**WHAT THE TASK ASKS**. Give all of the lines again, with nothing added or dropped.

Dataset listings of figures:
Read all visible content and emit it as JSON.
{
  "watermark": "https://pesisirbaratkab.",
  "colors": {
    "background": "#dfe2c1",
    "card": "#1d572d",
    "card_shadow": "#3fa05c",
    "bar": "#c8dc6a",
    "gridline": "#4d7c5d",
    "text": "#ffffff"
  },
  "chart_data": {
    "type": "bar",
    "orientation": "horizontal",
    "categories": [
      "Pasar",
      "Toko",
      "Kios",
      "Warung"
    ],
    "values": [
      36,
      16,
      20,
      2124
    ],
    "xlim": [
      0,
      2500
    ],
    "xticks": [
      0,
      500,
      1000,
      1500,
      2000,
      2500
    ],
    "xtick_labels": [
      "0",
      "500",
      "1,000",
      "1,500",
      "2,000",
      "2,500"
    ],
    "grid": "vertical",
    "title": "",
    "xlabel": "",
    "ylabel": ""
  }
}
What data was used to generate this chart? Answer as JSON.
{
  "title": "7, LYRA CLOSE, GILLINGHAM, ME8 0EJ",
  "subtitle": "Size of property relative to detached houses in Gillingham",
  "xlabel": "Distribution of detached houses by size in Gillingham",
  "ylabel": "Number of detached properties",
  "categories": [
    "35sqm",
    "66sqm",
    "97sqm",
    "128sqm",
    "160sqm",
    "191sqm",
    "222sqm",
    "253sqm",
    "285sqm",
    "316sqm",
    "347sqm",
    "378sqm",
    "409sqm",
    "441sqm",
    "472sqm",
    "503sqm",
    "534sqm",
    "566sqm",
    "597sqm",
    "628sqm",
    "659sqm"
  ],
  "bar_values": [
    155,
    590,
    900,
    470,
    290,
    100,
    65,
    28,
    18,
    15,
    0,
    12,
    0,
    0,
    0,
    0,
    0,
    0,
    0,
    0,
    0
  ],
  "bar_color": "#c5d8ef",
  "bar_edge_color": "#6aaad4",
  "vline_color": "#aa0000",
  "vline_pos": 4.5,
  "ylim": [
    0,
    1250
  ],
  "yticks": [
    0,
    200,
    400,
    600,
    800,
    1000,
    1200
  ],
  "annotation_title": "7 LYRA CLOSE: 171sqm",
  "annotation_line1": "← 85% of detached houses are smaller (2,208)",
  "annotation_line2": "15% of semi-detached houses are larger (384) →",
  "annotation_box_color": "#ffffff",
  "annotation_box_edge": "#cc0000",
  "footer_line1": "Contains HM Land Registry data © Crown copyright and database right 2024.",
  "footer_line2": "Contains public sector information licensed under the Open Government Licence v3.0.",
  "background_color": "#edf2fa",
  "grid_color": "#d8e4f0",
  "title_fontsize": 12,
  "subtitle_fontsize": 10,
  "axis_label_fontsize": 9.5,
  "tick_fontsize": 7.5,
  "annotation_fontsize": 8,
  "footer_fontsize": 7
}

**ANSWER TO THE EXERCISE**.
Read all visible content and emit it as JSON.
{
  "watermark": "https://pesisirbaratkab.",
  "colors": {
    "background": "#dfe2c1",
    "card": "#1d572d",
    "card_shadow": "#3fa05c",
    "bar": "#c8dc6a",
    "gridline": "#4d7c5d",
    "text": "#ffffff"
  },
  "chart_data": {
    "type": "bar",
    "orientation": "horizontal",
    "categories": [
      "Pasar",
      "Toko",
      "Kios",
      "Warung"
    ],
    "values": [
      36,
      16,
      20,
      2124
    ],
    "xlim": [
      0,
      2500
    ],
    "xticks": [
      0,
      500,
      1000,
      1500,
      2000,
      2500
    ],
    "xtick_labels": [
      "0",
      "500",
      "1,000",
      "1,500",
      "2,000",
      "2,500"
    ],
    "grid": "vertical",
    "title": "",
    "xlabel": "",
    "ylabel": ""
  }
}
What data was used to generate this chart? Answer as JSON.
{
  "title": "7, LYRA CLOSE, GILLINGHAM, ME8 0EJ",
  "subtitle": "Size of property relative to detached houses in Gillingham",
  "xlabel": "Distribution of detached houses by size in Gillingham",
  "ylabel": "Number of detached properties",
  "categories": [
    "35sqm",
    "66sqm",
    "97sqm",
    "128sqm",
    "160sqm",
    "191sqm",
    "222sqm",
    "253sqm",
    "285sqm",
    "316sqm",
    "347sqm",
    "378sqm",
    "409sqm",
    "441sqm",
    "472sqm",
    "503sqm",
    "534sqm",
    "566sqm",
    "597sqm",
    "628sqm",
    "659sqm"
  ],
  "bar_values": [
    155,
    590,
    900,
    470,
    290,
    100,
    65,
    28,
    18,
    15,
    0,
    12,
    0,
    0,
    0,
    0,
    0,
    0,
    0,
    0,
    0
  ],
  "bar_color": "#c5d8ef",
  "bar_edge_color": "#6aaad4",
  "vline_color": "#aa0000",
  "vline_pos": 4.5,
  "ylim": [
    0,
    1250
  ],
  "yticks": [
    0,
    200,
    400,
    600,
    800,
    1000,
    1200
  ],
  "annotation_title": "7 LYRA CLOSE: 171sqm",
  "annotation_line1": "← 85% of detached houses are smaller (2,208)",
  "annotation_line2": "15% of semi-detached houses are larger (384) →",
  "annotation_box_color": "#ffffff",
  "annotation_box_edge": "#cc0000",
  "footer_line1": "Contains HM Land Registry data © Crown copyright and database right 2024.",
  "footer_line2": "Contains public sector information licensed under the Open Government Licence v3.0.",
  "background_color": "#edf2fa",
  "grid_color": "#d8e4f0",
  "title_fontsize": 12,
  "subtitle_fontsize": 10,
  "axis_label_fontsize": 9.5,
  "tick_fontsize": 7.5,
  "annotation_fontsize": 8,
  "footer_fontsize": 7
}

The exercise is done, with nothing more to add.